Marvel Unlimited is an “all-you-can-eat” subscription service that allows readers access to Marvel’s enormous back catalog, starting with their first-ever comic, Marvel Comics #1. For $9.99 per month, or $59.88 per year, you can dip into their library of over 13,000 comics and read as much as you like.
There are two drawbacks to Marvel Unlimited, although they are really marketing choices more than drawbacks. One is that it’s streaming, so you have to have an internet connection to read the comics, although the iPad app does allow a small number of downloads. When your subscription ends, the comics go away, although you are always offered the opportunity to buy them via Marvel’s web store. The other problem is that the comics are not super fresh; nothing is less than six months old, and the vast majority of the collection is much older. If you’re OK with that, though, Marvel Unlimited does offer really good value for the money.
Unfortunately, reading comics on a computer isn’t very comfortable, and when Marvel brought Marvel Unlimited to iOS, I thought it was a huge improvement. So when they announced an Android version, available on Google Play, that was even better news.
I tested out the app on my Nexus 7 tablet, and it worked fine—as long as I was reading in single-page mode in the portrait format. Double-page spreads were too small to be read, and Marvel’s “Smart Panels” are anything but—this attempt at a panel-by-panel view fails miserably, from sheer carelessness. The panels are poorly cropped; often parts of the panel are chopped off and bits of other panels intrude. It’s a shame, because good panel-by-panel view would add a lot to this app; the reading surface on the Nexus 7 is rather small. However, the resolution on the Nexus 7 is good enough that the full-page view works fine. Also, an annoying feature from the iOS app, giant “left” and “right” arrows that don’t disappear until you tap twice, have been eliminated from the Android version. The screen isn’t as sensitive as I would like—sometimes I had to swipe two or three times to get the page to turn—and the comics are a little slow to load. Aside from that, it’s a very nice comics app.

### Directions
Write out the passage about Marvel Unlimited from "Unfortunately, reading comics" up to and including "even better news.", switching "huge improvement" to "major improvement". The records are not needed for any of this.

### Entries drawn from a collection
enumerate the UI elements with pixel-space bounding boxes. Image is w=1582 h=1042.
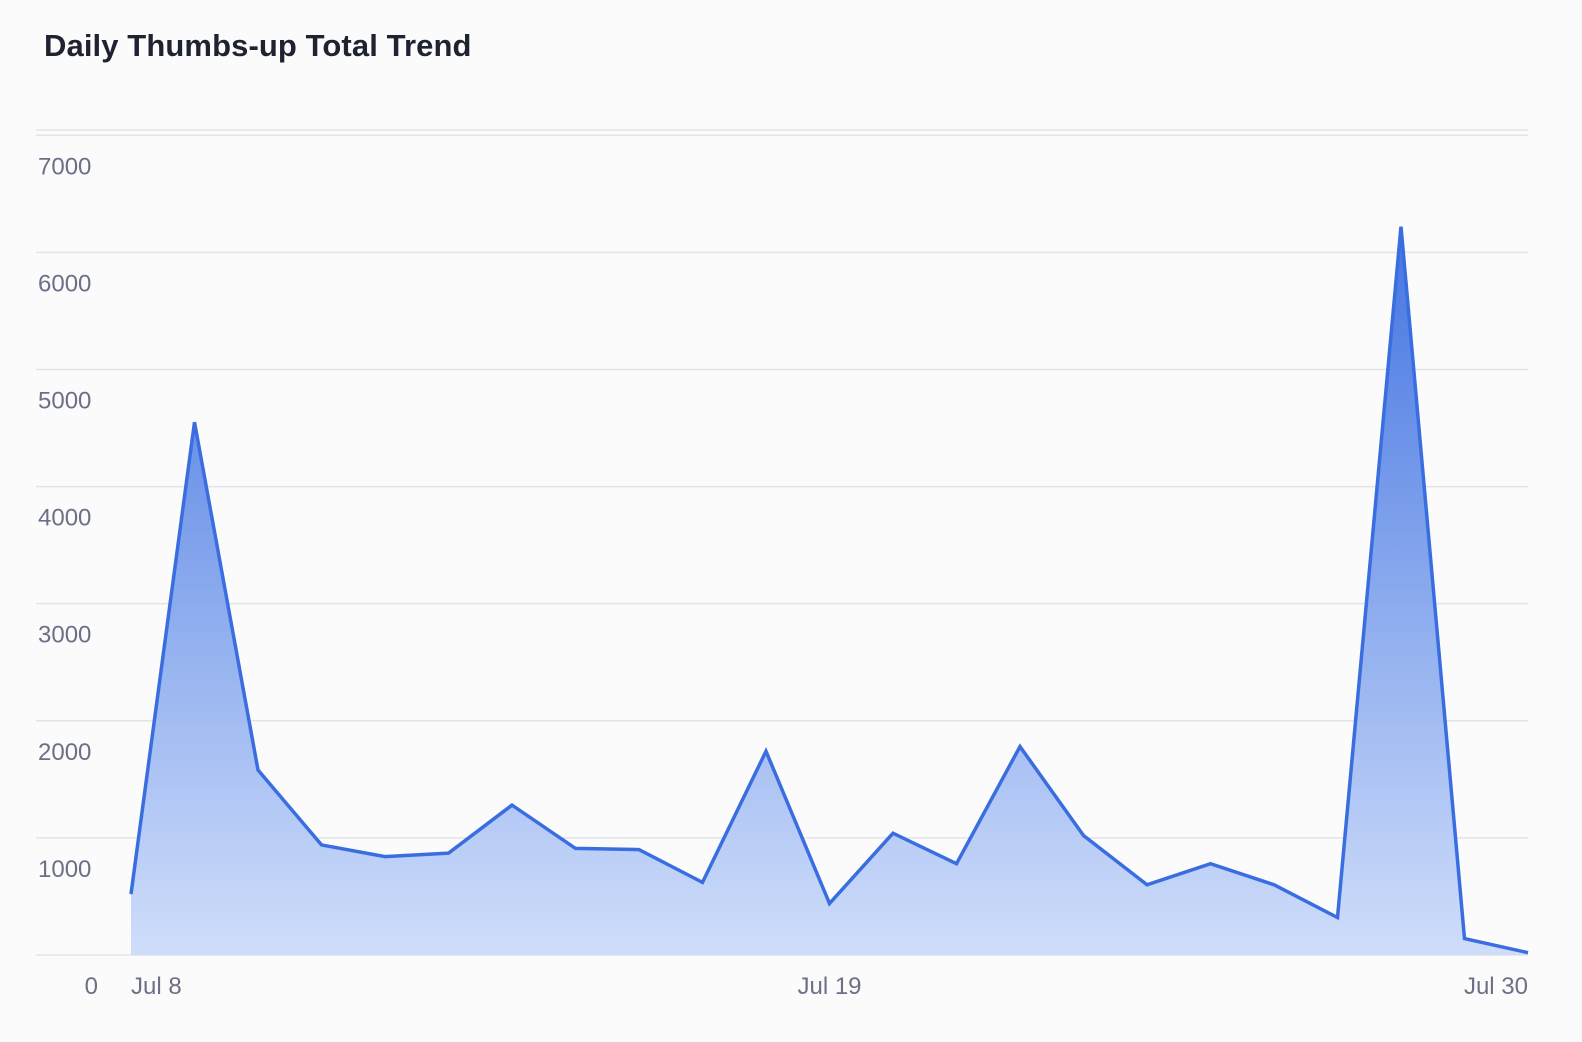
- x-tick-label: Jul 19: [797, 973, 861, 1000]
- data-point: [1082, 834, 1086, 838]
- y-tick-label: 5000: [38, 387, 91, 414]
- data-point: [447, 851, 451, 855]
- data-point: [1145, 883, 1149, 887]
- area-series: [129, 225, 1530, 955]
- y-tick-label: 1000: [38, 856, 91, 883]
- y-tick-label: 6000: [38, 270, 91, 297]
- series-area-fill: [131, 226, 1528, 955]
- y-tick-label: 2000: [38, 739, 91, 766]
- data-point: [764, 749, 768, 753]
- data-point: [1209, 862, 1213, 866]
- data-point: [193, 420, 197, 424]
- y-tick-label: 4000: [38, 505, 91, 532]
- series-line: [129, 226, 1529, 955]
- data-point: [1018, 745, 1022, 749]
- data-point: [637, 848, 641, 852]
- data-point: [1463, 937, 1467, 941]
- data-point: [1399, 225, 1403, 229]
- y-tick-label: 3000: [38, 622, 91, 649]
- chart-title: Daily Thumbs-up Total Trend: [44, 28, 472, 63]
- data-point: [701, 880, 705, 884]
- y-tick-label: 7000: [38, 153, 91, 180]
- y-tick-label: 0: [85, 973, 98, 1000]
- data-point: [1336, 916, 1340, 920]
- data-point: [320, 843, 324, 847]
- data-point: [256, 768, 260, 772]
- data-point: [1526, 951, 1530, 955]
- data-point: [574, 846, 578, 850]
- x-axis-labels: Jul 8 Jul 19 Jul 30: [131, 973, 1528, 1000]
- data-point: [828, 901, 832, 905]
- data-point: [129, 892, 133, 896]
- data-point: [891, 831, 895, 835]
- data-point: [383, 855, 387, 859]
- x-tick-label: Jul 8: [131, 973, 182, 1000]
- data-point: [955, 862, 959, 866]
- data-point: [1272, 883, 1276, 887]
- x-tick-label: Jul 30: [1464, 973, 1528, 1000]
- data-point: [510, 803, 514, 807]
- y-axis-labels: 0 1000 2000 3000 4000 5000 6000 7000: [38, 153, 98, 1000]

### Output below
Unfortunately, reading comics on a computer isn’t very comfortable, and when Marvel brought Marvel Unlimited to iOS, I thought it was a major improvement. So when they announced an Android version, available on Google Play, that was even better news.